• Aim of the exercise:
Copy out all of the data exactly as it appears.

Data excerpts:
--- BEGIN ---

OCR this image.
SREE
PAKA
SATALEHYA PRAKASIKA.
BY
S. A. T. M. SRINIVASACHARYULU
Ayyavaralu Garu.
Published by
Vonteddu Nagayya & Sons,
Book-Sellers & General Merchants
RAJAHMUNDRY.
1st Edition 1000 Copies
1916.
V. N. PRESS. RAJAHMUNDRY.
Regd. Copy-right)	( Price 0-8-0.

--- END ---

• Correct result:
OCR this image.
SREE
PAKA
SATALEHYA PRAKASIKA.
BY
S. A. T. M. SRINIVASACHARYULU
Ayyavaralu Garu.
Published by
Vonteddu Nagayya & Sons,
Book-Sellers & General Merchants
RAJAHMUNDRY.
1st Edition 1000 Copies
1916.
V. N. PRESS. RAJAHMUNDRY.
Regd. Copy-right)	( Price 0-8-0.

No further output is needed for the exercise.